Exercise instructions - Records follow. Pull out every line that contains "евангельски".

###

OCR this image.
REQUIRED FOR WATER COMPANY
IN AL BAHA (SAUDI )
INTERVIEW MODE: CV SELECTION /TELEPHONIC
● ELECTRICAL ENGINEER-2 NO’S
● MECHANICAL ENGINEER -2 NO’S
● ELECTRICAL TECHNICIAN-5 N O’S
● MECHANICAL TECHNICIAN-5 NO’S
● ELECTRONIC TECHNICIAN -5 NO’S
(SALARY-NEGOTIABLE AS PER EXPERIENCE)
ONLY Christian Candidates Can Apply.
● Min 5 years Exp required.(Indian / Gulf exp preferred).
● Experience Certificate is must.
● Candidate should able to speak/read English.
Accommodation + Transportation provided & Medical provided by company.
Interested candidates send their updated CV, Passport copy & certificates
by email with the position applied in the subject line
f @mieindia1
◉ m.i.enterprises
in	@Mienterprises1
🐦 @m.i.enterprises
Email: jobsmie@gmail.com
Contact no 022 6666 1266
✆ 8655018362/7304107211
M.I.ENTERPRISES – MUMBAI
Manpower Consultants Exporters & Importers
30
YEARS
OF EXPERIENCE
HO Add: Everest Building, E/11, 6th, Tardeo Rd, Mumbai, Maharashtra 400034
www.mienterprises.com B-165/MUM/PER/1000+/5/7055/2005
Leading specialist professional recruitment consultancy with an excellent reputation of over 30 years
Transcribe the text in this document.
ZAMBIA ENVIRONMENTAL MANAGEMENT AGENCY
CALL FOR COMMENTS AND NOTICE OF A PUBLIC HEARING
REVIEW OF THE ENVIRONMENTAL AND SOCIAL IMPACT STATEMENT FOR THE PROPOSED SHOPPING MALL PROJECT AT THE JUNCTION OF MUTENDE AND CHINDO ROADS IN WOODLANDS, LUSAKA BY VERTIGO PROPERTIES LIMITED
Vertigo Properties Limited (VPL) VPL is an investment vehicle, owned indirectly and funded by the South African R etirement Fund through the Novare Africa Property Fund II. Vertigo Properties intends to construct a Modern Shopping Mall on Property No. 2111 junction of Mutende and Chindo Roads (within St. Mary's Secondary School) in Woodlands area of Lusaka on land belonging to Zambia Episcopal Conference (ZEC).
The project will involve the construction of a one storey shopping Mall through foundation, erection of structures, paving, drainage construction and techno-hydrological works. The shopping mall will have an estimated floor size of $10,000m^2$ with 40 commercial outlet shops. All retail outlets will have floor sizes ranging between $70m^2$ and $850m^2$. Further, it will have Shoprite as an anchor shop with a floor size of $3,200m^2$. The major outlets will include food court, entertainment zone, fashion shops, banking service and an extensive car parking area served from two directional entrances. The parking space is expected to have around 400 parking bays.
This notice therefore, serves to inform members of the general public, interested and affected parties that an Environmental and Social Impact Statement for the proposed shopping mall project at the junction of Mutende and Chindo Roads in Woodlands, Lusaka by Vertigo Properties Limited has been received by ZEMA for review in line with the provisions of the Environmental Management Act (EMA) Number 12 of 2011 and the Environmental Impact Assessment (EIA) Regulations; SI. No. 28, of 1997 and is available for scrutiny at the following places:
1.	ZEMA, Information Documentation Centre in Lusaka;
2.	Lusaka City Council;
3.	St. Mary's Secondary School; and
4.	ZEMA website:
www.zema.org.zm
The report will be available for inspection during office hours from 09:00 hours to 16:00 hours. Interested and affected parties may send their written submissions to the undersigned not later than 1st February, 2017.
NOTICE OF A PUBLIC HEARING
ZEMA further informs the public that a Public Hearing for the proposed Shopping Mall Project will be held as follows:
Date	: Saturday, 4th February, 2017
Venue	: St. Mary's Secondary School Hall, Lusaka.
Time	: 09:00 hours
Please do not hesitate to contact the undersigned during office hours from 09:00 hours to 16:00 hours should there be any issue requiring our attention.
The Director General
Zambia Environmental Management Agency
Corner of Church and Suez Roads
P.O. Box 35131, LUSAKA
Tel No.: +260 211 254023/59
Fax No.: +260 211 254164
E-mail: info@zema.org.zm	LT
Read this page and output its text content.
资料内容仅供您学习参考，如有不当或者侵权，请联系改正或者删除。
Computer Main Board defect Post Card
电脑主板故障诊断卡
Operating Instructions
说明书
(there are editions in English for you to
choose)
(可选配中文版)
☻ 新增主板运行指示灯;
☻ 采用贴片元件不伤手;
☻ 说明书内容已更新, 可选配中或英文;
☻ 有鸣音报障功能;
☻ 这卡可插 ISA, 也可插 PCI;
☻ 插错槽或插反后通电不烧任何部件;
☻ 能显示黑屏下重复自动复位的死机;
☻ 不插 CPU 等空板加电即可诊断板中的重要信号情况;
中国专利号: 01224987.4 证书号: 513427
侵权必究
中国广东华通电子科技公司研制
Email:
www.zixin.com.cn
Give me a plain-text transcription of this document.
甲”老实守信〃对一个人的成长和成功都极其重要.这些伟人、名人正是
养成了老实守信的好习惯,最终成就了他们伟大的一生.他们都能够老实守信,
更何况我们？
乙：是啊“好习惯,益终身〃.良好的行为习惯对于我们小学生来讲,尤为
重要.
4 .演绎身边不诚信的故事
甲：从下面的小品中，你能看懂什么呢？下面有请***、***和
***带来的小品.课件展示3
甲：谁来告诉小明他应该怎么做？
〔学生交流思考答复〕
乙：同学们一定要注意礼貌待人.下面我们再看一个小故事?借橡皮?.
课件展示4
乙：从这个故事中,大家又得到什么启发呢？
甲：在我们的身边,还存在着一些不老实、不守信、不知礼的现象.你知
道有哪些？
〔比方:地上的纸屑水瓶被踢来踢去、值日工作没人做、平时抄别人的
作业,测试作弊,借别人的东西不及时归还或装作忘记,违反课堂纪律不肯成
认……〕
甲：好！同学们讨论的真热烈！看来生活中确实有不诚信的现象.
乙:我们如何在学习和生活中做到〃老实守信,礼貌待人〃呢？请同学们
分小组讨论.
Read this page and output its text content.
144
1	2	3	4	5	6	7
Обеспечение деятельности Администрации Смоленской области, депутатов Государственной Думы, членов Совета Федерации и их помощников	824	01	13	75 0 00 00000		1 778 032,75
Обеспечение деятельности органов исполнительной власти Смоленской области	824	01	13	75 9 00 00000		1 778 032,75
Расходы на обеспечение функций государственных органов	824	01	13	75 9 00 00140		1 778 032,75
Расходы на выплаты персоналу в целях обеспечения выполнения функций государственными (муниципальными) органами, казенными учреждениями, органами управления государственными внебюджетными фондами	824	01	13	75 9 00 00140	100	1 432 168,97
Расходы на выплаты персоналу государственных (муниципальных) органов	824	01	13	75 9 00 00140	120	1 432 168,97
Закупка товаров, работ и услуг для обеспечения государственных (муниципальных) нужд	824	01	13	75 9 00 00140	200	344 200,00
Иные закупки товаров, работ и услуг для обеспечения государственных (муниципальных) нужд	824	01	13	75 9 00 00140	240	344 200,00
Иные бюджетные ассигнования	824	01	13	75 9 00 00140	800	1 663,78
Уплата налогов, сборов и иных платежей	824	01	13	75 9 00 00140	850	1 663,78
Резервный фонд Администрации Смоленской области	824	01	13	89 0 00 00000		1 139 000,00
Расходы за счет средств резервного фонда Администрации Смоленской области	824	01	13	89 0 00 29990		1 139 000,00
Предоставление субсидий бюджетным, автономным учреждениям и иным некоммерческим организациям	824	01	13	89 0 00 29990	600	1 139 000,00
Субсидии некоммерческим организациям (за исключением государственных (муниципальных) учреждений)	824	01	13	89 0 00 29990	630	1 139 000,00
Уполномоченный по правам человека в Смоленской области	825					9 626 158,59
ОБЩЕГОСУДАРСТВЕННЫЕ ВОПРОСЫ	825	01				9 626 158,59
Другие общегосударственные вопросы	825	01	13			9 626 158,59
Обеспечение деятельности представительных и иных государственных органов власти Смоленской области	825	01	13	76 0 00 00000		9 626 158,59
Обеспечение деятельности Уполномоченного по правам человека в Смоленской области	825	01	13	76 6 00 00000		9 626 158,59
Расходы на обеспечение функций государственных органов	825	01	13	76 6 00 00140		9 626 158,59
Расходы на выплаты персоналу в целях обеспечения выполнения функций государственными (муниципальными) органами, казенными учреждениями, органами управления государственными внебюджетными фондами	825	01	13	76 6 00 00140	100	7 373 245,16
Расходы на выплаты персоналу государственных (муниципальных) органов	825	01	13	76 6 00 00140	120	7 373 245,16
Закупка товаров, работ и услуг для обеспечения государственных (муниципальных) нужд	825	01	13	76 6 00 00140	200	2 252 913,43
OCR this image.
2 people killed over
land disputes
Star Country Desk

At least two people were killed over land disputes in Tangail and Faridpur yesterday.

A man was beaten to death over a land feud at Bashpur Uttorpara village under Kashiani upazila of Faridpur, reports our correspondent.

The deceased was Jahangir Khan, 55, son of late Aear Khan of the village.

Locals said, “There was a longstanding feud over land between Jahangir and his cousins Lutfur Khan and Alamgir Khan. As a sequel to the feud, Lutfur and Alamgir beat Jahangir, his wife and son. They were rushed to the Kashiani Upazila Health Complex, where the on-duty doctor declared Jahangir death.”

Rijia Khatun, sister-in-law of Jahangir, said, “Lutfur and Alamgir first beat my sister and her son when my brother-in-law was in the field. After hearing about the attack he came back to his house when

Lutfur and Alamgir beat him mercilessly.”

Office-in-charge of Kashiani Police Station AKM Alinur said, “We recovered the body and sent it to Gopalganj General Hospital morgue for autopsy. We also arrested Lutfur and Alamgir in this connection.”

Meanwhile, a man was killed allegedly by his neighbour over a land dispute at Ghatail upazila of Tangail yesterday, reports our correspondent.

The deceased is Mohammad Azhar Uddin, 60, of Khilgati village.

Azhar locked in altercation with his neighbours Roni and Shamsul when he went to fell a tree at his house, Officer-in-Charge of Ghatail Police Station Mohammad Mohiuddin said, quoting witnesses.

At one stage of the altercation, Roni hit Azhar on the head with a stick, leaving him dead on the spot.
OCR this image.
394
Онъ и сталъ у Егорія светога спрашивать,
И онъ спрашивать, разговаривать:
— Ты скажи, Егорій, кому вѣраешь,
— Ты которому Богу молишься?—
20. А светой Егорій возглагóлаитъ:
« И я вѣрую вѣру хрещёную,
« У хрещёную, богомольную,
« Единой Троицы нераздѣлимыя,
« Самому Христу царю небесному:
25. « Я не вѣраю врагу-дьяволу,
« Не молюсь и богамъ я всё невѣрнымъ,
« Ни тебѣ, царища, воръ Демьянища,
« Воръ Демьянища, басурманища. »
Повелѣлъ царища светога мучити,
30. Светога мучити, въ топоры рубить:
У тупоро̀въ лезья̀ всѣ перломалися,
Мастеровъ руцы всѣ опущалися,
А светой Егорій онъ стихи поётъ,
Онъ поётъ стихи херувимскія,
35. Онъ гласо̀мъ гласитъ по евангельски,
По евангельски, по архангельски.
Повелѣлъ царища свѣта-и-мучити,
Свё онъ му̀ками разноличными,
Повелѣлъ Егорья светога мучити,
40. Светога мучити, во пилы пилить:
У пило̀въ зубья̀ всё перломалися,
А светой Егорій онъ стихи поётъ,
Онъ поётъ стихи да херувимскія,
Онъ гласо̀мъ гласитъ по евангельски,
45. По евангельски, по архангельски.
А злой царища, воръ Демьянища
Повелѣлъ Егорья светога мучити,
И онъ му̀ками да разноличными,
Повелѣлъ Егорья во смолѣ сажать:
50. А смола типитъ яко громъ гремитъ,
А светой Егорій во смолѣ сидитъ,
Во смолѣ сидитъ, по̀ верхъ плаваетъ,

###

Solution to this task -
35. Онъ гласо̀мъ гласитъ по евангельски,
По евангельски, по архангельски.
Онъ гласо̀мъ гласитъ по евангельски,
45. По евангельски, по архангельски.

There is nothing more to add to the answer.